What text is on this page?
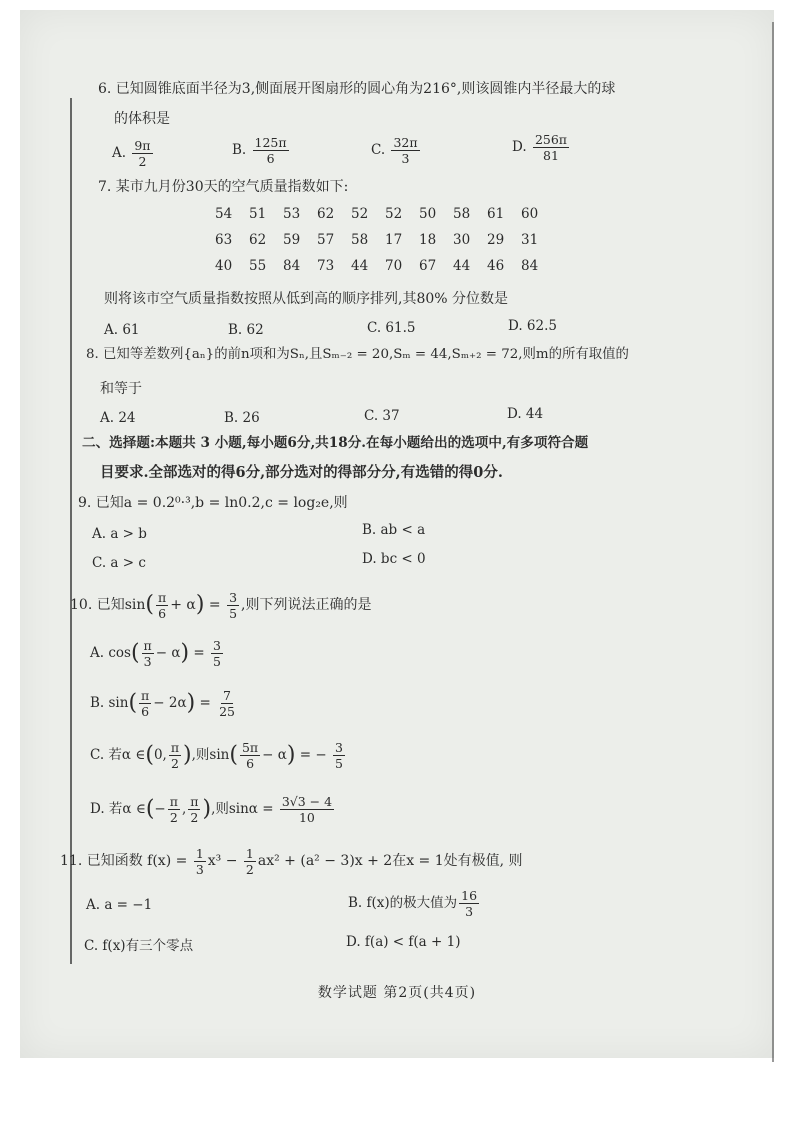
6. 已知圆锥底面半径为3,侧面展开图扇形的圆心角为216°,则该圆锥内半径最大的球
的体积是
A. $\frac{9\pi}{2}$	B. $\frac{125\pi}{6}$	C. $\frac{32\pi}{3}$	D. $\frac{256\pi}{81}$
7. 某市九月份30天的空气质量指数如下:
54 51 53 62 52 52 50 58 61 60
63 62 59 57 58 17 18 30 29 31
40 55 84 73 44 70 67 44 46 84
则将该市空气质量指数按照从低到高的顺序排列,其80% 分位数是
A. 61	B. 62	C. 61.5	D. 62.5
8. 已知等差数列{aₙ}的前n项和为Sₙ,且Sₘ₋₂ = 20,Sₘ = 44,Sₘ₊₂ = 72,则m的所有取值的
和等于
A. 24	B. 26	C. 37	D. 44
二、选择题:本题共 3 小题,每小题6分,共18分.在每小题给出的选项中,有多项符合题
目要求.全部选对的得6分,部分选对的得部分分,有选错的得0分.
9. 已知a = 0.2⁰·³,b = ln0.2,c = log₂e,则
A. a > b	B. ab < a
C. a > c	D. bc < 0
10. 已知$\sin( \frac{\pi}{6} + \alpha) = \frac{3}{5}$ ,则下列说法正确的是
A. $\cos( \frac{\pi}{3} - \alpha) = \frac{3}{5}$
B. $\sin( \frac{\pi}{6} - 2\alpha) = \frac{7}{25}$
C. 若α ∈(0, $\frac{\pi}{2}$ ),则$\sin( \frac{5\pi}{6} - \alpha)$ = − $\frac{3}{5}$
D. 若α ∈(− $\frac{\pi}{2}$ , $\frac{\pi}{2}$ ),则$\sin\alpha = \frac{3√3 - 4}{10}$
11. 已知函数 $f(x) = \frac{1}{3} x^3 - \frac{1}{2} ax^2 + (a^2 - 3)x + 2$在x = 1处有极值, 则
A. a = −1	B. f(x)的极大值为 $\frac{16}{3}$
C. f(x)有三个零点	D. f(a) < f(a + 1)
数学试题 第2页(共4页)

■ ■ ■ ■ ■ ■ ■

▶ Instructions for the task: Return each line where "alpha" shows up.

▶ Task answer:
10. 已知$\sin( \frac{\pi}{6} + \alpha) = \frac{3}{5}$ ,则下列说法正确的是
A. $\cos( \frac{\pi}{3} - \alpha) = \frac{3}{5}$
B. $\sin( \frac{\pi}{6} - 2\alpha) = \frac{7}{25}$
C. 若α ∈(0, $\frac{\pi}{2}$ ),则$\sin( \frac{5\pi}{6} - \alpha)$ = − $\frac{3}{5}$
D. 若α ∈(− $\frac{\pi}{2}$ , $\frac{\pi}{2}$ ),则$\sin\alpha = \frac{3√3 - 4}{10}$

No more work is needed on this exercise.